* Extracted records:
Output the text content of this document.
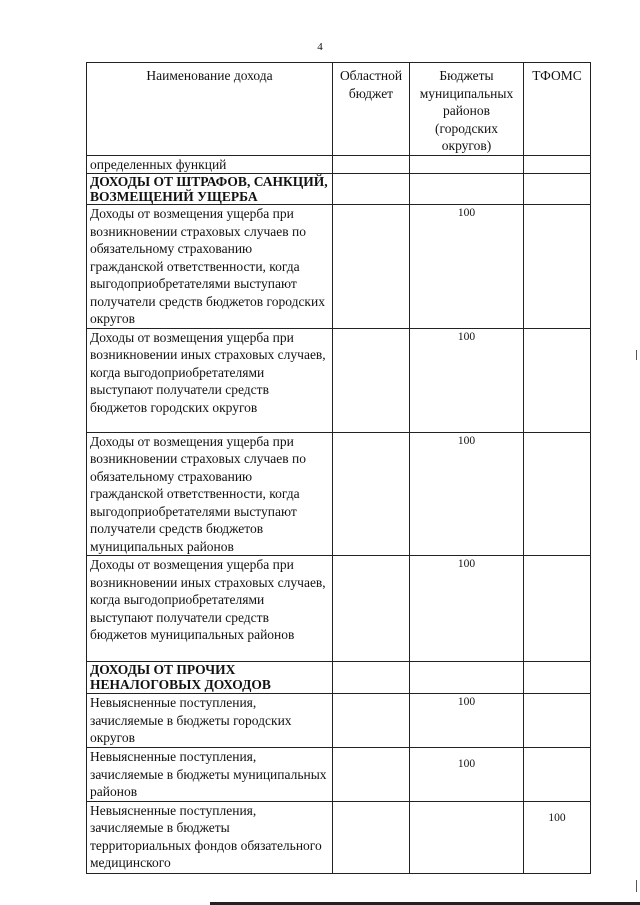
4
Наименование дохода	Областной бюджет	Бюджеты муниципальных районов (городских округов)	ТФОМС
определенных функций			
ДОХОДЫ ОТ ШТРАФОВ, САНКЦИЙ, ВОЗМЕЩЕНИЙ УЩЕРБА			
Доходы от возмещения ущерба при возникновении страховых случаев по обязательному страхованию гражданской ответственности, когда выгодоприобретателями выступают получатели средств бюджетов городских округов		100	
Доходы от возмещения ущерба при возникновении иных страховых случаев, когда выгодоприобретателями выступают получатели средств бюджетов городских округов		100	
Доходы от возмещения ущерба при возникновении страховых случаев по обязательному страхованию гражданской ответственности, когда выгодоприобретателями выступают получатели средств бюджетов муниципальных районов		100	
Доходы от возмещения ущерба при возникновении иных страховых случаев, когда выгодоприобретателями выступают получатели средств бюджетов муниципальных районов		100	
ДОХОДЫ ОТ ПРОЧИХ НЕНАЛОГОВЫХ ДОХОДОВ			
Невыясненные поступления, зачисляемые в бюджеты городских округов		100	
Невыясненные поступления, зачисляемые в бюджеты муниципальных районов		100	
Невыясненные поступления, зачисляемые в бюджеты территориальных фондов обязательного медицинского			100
...
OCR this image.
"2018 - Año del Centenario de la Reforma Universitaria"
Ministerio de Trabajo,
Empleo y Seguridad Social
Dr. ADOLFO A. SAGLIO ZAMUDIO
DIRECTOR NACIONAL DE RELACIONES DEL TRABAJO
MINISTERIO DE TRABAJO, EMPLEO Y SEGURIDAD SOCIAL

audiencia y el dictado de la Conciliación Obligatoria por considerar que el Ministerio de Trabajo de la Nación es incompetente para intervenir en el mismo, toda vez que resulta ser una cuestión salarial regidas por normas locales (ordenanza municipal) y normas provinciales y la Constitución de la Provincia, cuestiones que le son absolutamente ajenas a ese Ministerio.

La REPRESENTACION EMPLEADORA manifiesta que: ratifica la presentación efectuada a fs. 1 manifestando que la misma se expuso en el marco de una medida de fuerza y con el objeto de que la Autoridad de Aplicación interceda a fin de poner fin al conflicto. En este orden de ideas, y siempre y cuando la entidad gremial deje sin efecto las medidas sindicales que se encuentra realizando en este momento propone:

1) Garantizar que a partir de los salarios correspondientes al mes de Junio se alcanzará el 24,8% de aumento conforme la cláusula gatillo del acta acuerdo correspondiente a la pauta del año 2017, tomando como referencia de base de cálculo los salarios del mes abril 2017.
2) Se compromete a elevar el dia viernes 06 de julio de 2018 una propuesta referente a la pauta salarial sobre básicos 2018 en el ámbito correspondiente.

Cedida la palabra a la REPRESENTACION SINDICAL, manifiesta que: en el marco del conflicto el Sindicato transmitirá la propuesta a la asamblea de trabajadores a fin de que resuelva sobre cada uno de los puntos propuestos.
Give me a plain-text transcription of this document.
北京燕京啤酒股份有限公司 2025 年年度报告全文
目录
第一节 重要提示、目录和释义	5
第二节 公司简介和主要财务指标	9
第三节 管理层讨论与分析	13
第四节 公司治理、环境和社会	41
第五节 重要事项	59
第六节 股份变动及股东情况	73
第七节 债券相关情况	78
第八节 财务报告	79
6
==
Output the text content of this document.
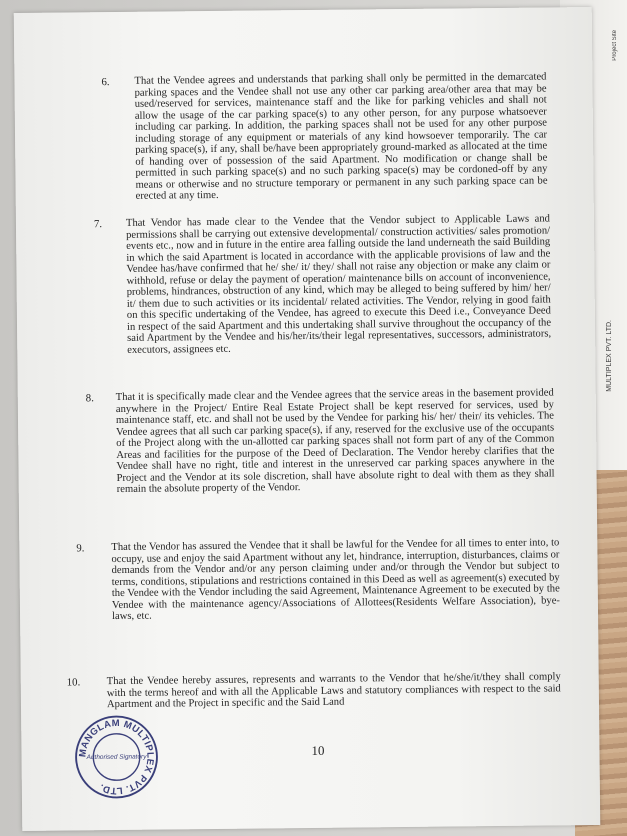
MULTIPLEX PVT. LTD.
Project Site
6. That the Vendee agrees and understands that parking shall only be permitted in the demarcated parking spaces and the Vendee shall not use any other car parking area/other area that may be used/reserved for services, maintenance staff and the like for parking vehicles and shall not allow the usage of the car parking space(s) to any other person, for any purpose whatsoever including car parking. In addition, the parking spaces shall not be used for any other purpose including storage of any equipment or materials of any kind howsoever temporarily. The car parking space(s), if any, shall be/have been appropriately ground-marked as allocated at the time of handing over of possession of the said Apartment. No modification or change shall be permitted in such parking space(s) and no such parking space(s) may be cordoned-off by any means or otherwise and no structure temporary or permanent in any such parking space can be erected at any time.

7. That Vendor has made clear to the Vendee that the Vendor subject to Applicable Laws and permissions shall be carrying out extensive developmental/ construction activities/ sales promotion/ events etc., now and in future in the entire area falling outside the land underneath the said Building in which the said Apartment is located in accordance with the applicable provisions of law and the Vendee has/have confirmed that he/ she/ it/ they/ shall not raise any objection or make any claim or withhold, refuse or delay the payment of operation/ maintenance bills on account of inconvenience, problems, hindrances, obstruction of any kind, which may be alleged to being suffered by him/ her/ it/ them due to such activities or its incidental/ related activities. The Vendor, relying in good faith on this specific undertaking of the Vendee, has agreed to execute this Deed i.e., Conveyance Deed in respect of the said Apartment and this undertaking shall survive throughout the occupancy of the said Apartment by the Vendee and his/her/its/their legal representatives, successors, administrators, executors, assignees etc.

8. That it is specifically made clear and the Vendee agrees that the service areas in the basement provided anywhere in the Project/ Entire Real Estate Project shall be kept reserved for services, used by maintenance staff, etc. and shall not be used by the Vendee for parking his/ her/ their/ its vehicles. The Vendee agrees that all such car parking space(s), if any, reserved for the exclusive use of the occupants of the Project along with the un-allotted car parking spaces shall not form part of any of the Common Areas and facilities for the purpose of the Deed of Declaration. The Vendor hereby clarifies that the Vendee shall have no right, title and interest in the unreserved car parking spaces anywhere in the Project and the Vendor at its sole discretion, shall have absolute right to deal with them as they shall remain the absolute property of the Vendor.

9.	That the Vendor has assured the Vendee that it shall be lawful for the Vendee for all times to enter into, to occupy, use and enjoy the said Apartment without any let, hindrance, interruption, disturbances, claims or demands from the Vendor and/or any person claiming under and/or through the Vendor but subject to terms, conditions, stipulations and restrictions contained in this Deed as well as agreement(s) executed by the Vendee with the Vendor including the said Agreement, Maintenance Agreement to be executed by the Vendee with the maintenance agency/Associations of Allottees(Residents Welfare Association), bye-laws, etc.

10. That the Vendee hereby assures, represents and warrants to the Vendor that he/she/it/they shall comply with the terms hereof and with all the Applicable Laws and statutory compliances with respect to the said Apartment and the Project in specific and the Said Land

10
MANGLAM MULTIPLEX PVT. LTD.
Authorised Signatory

* Instructions for the task: Check every line for "округов" and show the ones that have it.

* Written response:
Наименование дохода	Областной бюджет	Бюджеты муниципальных районов (городских округов)	ТФОМС
Доходы от возмещения ущерба при возникновении страховых случаев по обязательному страхованию гражданской ответственности, когда выгодоприобретателями выступают получатели средств бюджетов городских округов		100	
Доходы от возмещения ущерба при возникновении иных страховых случаев, когда выгодоприобретателями выступают получатели средств бюджетов городских округов		100	
Невыясненные поступления, зачисляемые в бюджеты городских округов		100	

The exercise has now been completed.